# DATA EXTRACT start
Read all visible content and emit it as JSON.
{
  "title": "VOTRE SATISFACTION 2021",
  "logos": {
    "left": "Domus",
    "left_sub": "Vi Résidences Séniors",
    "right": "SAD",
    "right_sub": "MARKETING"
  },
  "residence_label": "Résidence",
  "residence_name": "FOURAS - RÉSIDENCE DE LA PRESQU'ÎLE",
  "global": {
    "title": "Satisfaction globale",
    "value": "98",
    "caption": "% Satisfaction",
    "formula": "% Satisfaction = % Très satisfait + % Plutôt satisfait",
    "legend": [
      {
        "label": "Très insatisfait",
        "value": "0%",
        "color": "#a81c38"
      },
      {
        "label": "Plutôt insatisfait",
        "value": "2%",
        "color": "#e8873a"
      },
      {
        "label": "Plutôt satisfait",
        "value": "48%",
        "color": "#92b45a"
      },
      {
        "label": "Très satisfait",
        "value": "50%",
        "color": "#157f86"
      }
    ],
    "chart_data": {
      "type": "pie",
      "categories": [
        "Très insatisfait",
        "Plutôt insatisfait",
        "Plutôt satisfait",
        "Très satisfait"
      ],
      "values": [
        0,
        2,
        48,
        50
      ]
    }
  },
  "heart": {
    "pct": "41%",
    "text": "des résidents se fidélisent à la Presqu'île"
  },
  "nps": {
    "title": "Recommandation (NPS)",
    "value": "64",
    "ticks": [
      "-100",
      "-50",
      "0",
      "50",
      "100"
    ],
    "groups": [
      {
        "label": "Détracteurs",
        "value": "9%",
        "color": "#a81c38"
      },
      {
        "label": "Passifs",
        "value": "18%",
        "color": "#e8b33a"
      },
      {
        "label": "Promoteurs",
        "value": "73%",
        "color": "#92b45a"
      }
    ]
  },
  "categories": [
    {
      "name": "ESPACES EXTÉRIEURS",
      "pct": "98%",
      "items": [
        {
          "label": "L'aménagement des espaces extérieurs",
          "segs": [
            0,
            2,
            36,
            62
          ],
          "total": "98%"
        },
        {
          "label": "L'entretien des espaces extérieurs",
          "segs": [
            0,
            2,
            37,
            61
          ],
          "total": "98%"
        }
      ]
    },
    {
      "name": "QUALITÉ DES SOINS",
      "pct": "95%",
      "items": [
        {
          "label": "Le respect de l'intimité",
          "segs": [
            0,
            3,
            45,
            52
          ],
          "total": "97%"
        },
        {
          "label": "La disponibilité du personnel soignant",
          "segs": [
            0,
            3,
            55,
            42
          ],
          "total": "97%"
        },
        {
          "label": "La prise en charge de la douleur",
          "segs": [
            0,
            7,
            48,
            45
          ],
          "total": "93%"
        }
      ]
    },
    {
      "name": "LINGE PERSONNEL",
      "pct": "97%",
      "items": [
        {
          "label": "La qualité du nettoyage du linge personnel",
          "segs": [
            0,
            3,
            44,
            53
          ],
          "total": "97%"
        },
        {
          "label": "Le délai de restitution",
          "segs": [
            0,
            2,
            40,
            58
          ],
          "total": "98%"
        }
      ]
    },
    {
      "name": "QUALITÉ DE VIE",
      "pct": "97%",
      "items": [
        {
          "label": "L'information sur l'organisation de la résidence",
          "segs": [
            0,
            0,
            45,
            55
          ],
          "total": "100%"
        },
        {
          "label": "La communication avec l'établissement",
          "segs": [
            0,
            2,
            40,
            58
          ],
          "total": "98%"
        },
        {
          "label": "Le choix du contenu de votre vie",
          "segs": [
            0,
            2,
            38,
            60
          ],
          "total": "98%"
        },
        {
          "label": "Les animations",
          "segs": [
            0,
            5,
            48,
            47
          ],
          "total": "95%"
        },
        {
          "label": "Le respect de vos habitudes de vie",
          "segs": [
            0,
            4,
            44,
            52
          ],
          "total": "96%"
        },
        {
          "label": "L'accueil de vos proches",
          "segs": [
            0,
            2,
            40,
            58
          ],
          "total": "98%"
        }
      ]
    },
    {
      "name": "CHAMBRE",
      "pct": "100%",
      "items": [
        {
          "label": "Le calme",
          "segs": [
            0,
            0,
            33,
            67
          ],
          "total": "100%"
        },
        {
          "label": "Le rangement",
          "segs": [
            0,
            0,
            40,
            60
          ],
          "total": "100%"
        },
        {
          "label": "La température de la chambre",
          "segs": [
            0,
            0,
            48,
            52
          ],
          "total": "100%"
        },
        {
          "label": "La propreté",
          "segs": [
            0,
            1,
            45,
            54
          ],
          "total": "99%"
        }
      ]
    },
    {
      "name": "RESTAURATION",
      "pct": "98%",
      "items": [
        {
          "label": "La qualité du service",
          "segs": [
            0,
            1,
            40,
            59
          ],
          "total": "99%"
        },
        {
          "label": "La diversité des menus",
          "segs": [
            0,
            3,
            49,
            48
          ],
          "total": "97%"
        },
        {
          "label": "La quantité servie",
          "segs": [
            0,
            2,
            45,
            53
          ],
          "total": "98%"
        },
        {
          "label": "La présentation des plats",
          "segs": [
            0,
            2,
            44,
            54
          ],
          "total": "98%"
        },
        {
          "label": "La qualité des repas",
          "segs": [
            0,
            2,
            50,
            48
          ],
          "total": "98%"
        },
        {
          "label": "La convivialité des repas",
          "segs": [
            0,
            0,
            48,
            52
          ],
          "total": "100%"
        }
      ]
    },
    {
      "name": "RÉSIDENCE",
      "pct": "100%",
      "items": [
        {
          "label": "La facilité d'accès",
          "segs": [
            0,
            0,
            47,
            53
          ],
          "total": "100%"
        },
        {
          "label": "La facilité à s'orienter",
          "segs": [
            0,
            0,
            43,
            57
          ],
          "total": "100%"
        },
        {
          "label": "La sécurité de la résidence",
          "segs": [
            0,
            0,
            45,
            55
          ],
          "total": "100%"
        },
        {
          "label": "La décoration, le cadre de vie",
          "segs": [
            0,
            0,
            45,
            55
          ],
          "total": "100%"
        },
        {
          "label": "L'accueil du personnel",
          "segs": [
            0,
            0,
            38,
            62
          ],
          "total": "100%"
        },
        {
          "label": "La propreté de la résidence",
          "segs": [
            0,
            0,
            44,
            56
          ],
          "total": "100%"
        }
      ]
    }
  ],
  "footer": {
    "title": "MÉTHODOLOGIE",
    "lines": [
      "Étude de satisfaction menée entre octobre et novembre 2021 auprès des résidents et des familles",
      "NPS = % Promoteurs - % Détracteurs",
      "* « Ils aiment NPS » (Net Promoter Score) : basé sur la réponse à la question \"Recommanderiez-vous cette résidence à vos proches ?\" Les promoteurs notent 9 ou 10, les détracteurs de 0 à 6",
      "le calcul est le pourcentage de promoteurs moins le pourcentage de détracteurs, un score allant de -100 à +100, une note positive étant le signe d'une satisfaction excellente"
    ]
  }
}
# DATA EXTRACT end
* **INSTRUCTION**: Reproduce every entry shown above, precisely as it stands.

* **SOLUTION FOR THIS TASK**:
Read all visible content and emit it as JSON.
{
  "title": "VOTRE SATISFACTION 2021",
  "logos": {
    "left": "Domus",
    "left_sub": "Vi Résidences Séniors",
    "right": "SAD",
    "right_sub": "MARKETING"
  },
  "residence_label": "Résidence",
  "residence_name": "FOURAS - RÉSIDENCE DE LA PRESQU'ÎLE",
  "global": {
    "title": "Satisfaction globale",
    "value": "98",
    "caption": "% Satisfaction",
    "formula": "% Satisfaction = % Très satisfait + % Plutôt satisfait",
    "legend": [
      {
        "label": "Très insatisfait",
        "value": "0%",
        "color": "#a81c38"
      },
      {
        "label": "Plutôt insatisfait",
        "value": "2%",
        "color": "#e8873a"
      },
      {
        "label": "Plutôt satisfait",
        "value": "48%",
        "color": "#92b45a"
      },
      {
        "label": "Très satisfait",
        "value": "50%",
        "color": "#157f86"
      }
    ],
    "chart_data": {
      "type": "pie",
      "categories": [
        "Très insatisfait",
        "Plutôt insatisfait",
        "Plutôt satisfait",
        "Très satisfait"
      ],
      "values": [
        0,
        2,
        48,
        50
      ]
    }
  },
  "heart": {
    "pct": "41%",
    "text": "des résidents se fidélisent à la Presqu'île"
  },
  "nps": {
    "title": "Recommandation (NPS)",
    "value": "64",
    "ticks": [
      "-100",
      "-50",
      "0",
      "50",
      "100"
    ],
    "groups": [
      {
        "label": "Détracteurs",
        "value": "9%",
        "color": "#a81c38"
      },
      {
        "label": "Passifs",
        "value": "18%",
        "color": "#e8b33a"
      },
      {
        "label": "Promoteurs",
        "value": "73%",
        "color": "#92b45a"
      }
    ]
  },
  "categories": [
    {
      "name": "ESPACES EXTÉRIEURS",
      "pct": "98%",
      "items": [
        {
          "label": "L'aménagement des espaces extérieurs",
          "segs": [
            0,
            2,
            36,
            62
          ],
          "total": "98%"
        },
        {
          "label": "L'entretien des espaces extérieurs",
          "segs": [
            0,
            2,
            37,
            61
          ],
          "total": "98%"
        }
      ]
    },
    {
      "name": "QUALITÉ DES SOINS",
      "pct": "95%",
      "items": [
        {
          "label": "Le respect de l'intimité",
          "segs": [
            0,
            3,
            45,
            52
          ],
          "total": "97%"
        },
        {
          "label": "La disponibilité du personnel soignant",
          "segs": [
            0,
            3,
            55,
            42
          ],
          "total": "97%"
        },
        {
          "label": "La prise en charge de la douleur",
          "segs": [
            0,
            7,
            48,
            45
          ],
          "total": "93%"
        }
      ]
    },
    {
      "name": "LINGE PERSONNEL",
      "pct": "97%",
      "items": [
        {
          "label": "La qualité du nettoyage du linge personnel",
          "segs": [
            0,
            3,
            44,
            53
          ],
          "total": "97%"
        },
        {
          "label": "Le délai de restitution",
          "segs": [
            0,
            2,
            40,
            58
          ],
          "total": "98%"
        }
      ]
    },
    {
      "name": "QUALITÉ DE VIE",
      "pct": "97%",
      "items": [
        {
          "label": "L'information sur l'organisation de la résidence",
          "segs": [
            0,
            0,
            45,
            55
          ],
          "total": "100%"
        },
        {
          "label": "La communication avec l'établissement",
          "segs": [
            0,
            2,
            40,
            58
          ],
          "total": "98%"
        },
        {
          "label": "Le choix du contenu de votre vie",
          "segs": [
            0,
            2,
            38,
            60
          ],
          "total": "98%"
        },
        {
          "label": "Les animations",
          "segs": [
            0,
            5,
            48,
            47
          ],
          "total": "95%"
        },
        {
          "label": "Le respect de vos habitudes de vie",
          "segs": [
            0,
            4,
            44,
            52
          ],
          "total": "96%"
        },
        {
          "label": "L'accueil de vos proches",
          "segs": [
            0,
            2,
            40,
            58
          ],
          "total": "98%"
        }
      ]
    },
    {
      "name": "CHAMBRE",
      "pct": "100%",
      "items": [
        {
          "label": "Le calme",
          "segs": [
            0,
            0,
            33,
            67
          ],
          "total": "100%"
        },
        {
          "label": "Le rangement",
          "segs": [
            0,
            0,
            40,
            60
          ],
          "total": "100%"
        },
        {
          "label": "La température de la chambre",
          "segs": [
            0,
            0,
            48,
            52
          ],
          "total": "100%"
        },
        {
          "label": "La propreté",
          "segs": [
            0,
            1,
            45,
            54
          ],
          "total": "99%"
        }
      ]
    },
    {
      "name": "RESTAURATION",
      "pct": "98%",
      "items": [
        {
          "label": "La qualité du service",
          "segs": [
            0,
            1,
            40,
            59
          ],
          "total": "99%"
        },
        {
          "label": "La diversité des menus",
          "segs": [
            0,
            3,
            49,
            48
          ],
          "total": "97%"
        },
        {
          "label": "La quantité servie",
          "segs": [
            0,
            2,
            45,
            53
          ],
          "total": "98%"
        },
        {
          "label": "La présentation des plats",
          "segs": [
            0,
            2,
            44,
            54
          ],
          "total": "98%"
        },
        {
          "label": "La qualité des repas",
          "segs": [
            0,
            2,
            50,
            48
          ],
          "total": "98%"
        },
        {
          "label": "La convivialité des repas",
          "segs": [
            0,
            0,
            48,
            52
          ],
          "total": "100%"
        }
      ]
    },
    {
      "name": "RÉSIDENCE",
      "pct": "100%",
      "items": [
        {
          "label": "La facilité d'accès",
          "segs": [
            0,
            0,
            47,
            53
          ],
          "total": "100%"
        },
        {
          "label": "La facilité à s'orienter",
          "segs": [
            0,
            0,
            43,
            57
          ],
          "total": "100%"
        },
        {
          "label": "La sécurité de la résidence",
          "segs": [
            0,
            0,
            45,
            55
          ],
          "total": "100%"
        },
        {
          "label": "La décoration, le cadre de vie",
          "segs": [
            0,
            0,
            45,
            55
          ],
          "total": "100%"
        },
        {
          "label": "L'accueil du personnel",
          "segs": [
            0,
            0,
            38,
            62
          ],
          "total": "100%"
        },
        {
          "label": "La propreté de la résidence",
          "segs": [
            0,
            0,
            44,
            56
          ],
          "total": "100%"
        }
      ]
    }
  ],
  "footer": {
    "title": "MÉTHODOLOGIE",
    "lines": [
      "Étude de satisfaction menée entre octobre et novembre 2021 auprès des résidents et des familles",
      "NPS = % Promoteurs - % Détracteurs",
      "* « Ils aiment NPS » (Net Promoter Score) : basé sur la réponse à la question \"Recommanderiez-vous cette résidence à vos proches ?\" Les promoteurs notent 9 ou 10, les détracteurs de 0 à 6",
      "le calcul est le pourcentage de promoteurs moins le pourcentage de détracteurs, un score allant de -100 à +100, une note positive étant le signe d'une satisfaction excellente"
    ]
  }
}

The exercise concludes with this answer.